- [Exercise description] This exercise asks for a copy of each line in the records below with the word "alltid" in it.

--- Record excerpts Enclosed Below ---

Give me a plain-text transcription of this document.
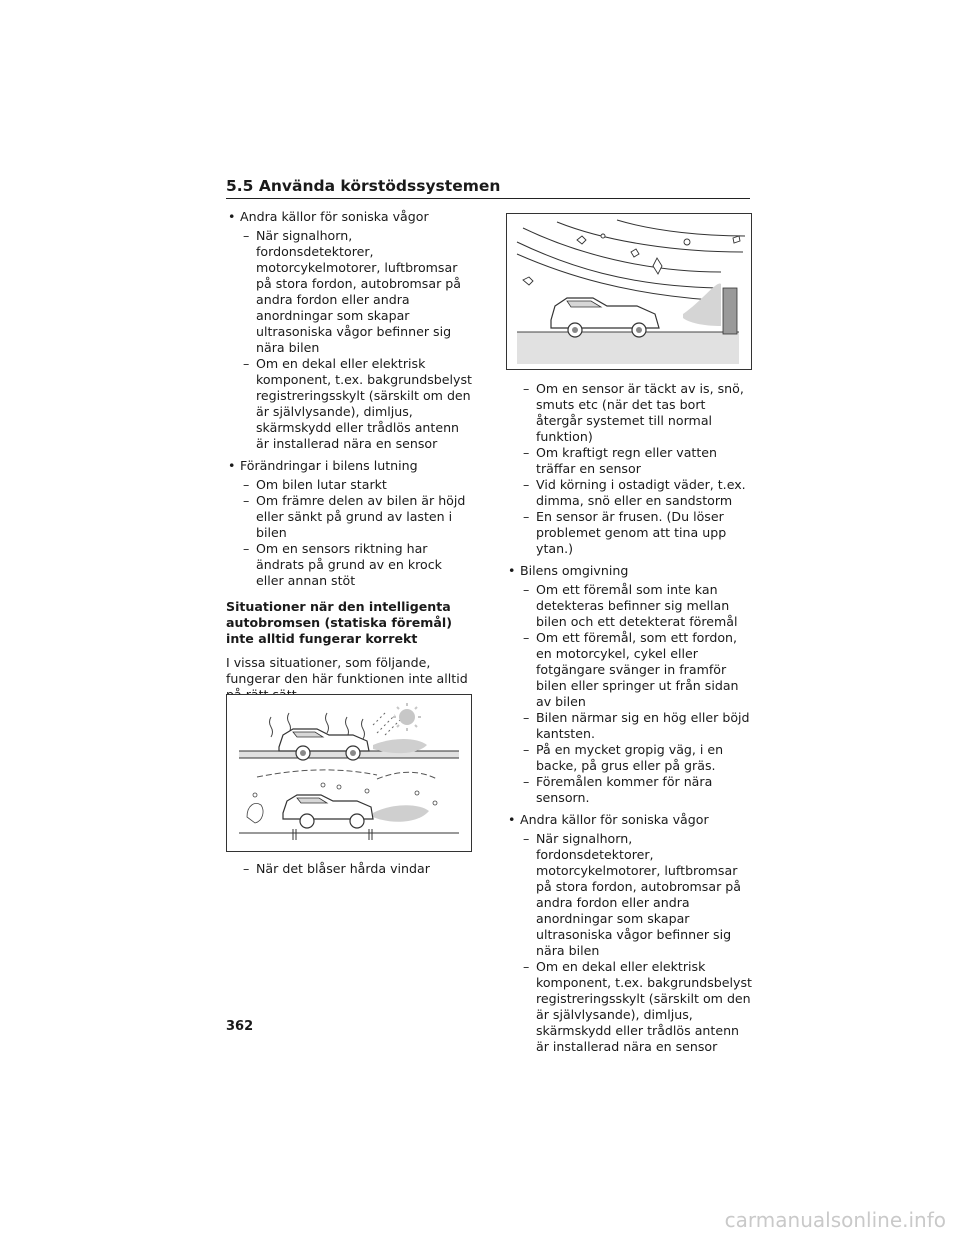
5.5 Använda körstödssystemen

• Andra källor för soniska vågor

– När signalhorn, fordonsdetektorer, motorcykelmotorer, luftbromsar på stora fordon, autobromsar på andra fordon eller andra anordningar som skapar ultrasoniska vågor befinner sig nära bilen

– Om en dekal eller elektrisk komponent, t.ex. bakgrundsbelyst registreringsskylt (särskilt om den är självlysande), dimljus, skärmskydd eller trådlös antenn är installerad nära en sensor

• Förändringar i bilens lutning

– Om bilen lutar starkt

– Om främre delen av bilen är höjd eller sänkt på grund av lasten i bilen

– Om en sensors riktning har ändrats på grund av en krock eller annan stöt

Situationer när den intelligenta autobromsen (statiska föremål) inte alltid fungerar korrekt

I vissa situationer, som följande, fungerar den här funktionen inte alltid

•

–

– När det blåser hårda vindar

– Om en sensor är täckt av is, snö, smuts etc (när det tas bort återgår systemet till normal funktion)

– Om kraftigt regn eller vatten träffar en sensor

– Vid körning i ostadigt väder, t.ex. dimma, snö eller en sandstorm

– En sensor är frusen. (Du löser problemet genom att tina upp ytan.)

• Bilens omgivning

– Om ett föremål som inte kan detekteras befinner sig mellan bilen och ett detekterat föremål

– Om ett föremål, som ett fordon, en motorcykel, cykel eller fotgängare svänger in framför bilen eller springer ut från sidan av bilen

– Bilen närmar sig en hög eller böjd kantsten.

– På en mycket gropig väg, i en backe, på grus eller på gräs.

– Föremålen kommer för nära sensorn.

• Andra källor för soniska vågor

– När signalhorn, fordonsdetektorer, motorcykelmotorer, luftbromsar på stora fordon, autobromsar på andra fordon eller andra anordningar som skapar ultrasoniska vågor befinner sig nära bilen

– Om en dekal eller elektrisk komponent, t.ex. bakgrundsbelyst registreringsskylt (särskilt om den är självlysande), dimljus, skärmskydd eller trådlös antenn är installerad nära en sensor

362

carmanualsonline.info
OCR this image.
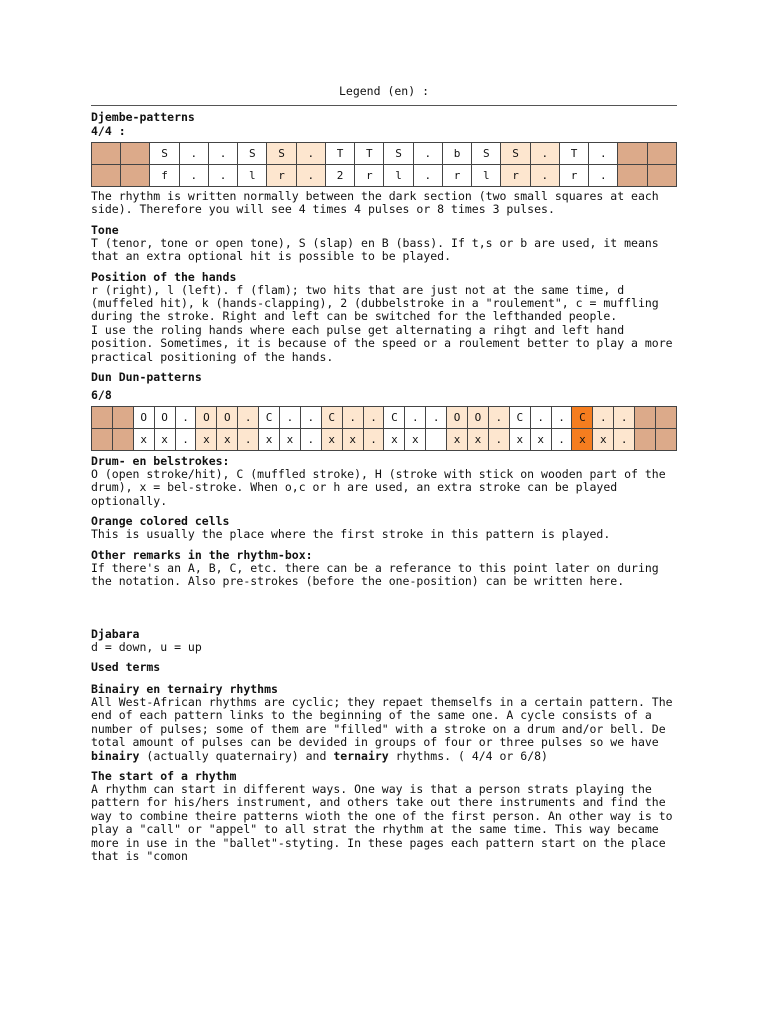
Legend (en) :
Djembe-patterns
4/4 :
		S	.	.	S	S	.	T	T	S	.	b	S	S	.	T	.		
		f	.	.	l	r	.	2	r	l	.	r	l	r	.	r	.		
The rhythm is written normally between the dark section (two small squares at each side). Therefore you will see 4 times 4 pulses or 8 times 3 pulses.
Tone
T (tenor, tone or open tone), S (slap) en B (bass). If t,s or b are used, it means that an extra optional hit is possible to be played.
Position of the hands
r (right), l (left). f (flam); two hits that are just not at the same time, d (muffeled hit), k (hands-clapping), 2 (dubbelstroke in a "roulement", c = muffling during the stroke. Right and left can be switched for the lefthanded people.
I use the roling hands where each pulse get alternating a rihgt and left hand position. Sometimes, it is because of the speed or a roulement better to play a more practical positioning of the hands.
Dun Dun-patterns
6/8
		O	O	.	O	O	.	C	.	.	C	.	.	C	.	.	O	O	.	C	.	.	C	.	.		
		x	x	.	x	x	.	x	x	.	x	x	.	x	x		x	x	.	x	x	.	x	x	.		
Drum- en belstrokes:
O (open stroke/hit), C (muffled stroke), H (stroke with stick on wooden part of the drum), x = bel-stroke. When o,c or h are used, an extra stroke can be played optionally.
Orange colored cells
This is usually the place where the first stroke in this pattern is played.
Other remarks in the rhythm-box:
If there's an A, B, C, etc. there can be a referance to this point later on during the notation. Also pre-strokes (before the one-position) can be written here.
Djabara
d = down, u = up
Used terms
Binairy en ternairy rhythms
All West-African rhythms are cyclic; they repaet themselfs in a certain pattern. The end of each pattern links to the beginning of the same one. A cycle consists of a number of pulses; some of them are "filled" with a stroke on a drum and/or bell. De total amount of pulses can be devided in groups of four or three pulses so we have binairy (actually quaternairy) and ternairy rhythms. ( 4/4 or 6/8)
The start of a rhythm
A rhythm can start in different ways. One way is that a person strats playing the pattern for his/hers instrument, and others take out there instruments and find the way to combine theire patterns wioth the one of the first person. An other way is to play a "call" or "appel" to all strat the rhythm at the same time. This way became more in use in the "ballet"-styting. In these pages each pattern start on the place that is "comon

--- End of Enclosed Record excerpts ---

- [Written answer]
Situationer när den intelligenta autobromsen (statiska föremål) inte alltid fungerar korrekt
I vissa situationer, som följande, fungerar den här funktionen inte alltid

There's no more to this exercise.